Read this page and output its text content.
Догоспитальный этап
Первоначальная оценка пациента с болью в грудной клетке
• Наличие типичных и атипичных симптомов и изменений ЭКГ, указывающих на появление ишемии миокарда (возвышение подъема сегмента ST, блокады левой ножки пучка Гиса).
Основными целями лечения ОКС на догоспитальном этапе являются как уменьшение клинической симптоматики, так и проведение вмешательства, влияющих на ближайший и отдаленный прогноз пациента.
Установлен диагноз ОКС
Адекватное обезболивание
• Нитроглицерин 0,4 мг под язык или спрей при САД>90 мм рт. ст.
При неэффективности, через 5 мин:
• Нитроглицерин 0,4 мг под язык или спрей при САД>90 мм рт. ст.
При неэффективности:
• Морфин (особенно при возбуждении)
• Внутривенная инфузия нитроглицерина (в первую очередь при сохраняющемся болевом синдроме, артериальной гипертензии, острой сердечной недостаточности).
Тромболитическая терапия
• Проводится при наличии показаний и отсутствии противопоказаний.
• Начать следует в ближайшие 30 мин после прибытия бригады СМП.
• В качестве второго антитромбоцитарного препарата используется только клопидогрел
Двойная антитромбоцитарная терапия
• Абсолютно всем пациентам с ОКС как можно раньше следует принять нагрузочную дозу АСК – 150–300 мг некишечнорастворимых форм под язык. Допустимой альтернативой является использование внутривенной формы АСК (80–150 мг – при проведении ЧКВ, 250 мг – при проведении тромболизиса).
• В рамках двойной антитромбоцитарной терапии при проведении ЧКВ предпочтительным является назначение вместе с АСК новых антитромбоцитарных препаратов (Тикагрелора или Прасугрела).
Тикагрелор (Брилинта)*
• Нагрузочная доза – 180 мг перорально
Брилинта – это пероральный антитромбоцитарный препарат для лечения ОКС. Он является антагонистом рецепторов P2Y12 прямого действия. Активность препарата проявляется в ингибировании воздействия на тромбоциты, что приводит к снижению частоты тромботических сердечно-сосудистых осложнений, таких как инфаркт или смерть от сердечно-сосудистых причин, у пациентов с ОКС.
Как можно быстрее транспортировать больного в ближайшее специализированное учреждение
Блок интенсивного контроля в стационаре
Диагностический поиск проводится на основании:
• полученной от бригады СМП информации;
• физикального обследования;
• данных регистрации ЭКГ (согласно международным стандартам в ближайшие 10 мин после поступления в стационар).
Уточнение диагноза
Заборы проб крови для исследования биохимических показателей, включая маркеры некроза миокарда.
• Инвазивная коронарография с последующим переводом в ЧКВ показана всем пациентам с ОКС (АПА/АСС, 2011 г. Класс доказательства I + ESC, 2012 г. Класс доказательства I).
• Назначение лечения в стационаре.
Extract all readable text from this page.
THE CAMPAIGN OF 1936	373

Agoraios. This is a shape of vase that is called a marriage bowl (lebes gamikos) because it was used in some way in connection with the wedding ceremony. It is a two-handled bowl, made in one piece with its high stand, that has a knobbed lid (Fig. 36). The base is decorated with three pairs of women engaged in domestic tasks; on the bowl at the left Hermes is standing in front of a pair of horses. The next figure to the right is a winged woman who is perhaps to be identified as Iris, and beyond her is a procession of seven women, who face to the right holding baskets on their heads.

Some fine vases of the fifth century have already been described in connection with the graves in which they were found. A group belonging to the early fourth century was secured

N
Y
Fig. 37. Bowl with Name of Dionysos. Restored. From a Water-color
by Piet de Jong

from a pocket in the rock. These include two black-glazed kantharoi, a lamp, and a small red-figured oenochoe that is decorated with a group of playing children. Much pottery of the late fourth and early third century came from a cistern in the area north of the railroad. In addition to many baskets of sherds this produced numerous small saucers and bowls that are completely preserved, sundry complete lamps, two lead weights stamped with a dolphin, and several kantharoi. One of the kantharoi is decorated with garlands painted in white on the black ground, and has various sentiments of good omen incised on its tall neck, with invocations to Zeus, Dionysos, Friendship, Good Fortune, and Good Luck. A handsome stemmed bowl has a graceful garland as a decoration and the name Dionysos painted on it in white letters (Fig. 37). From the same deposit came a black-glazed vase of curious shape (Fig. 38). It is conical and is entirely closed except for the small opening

########

▸ **Task to complete**: Work out how many lines of the data above hold the word "Dionysos", and write only the count.

▸ **Solution for this exercise**: 2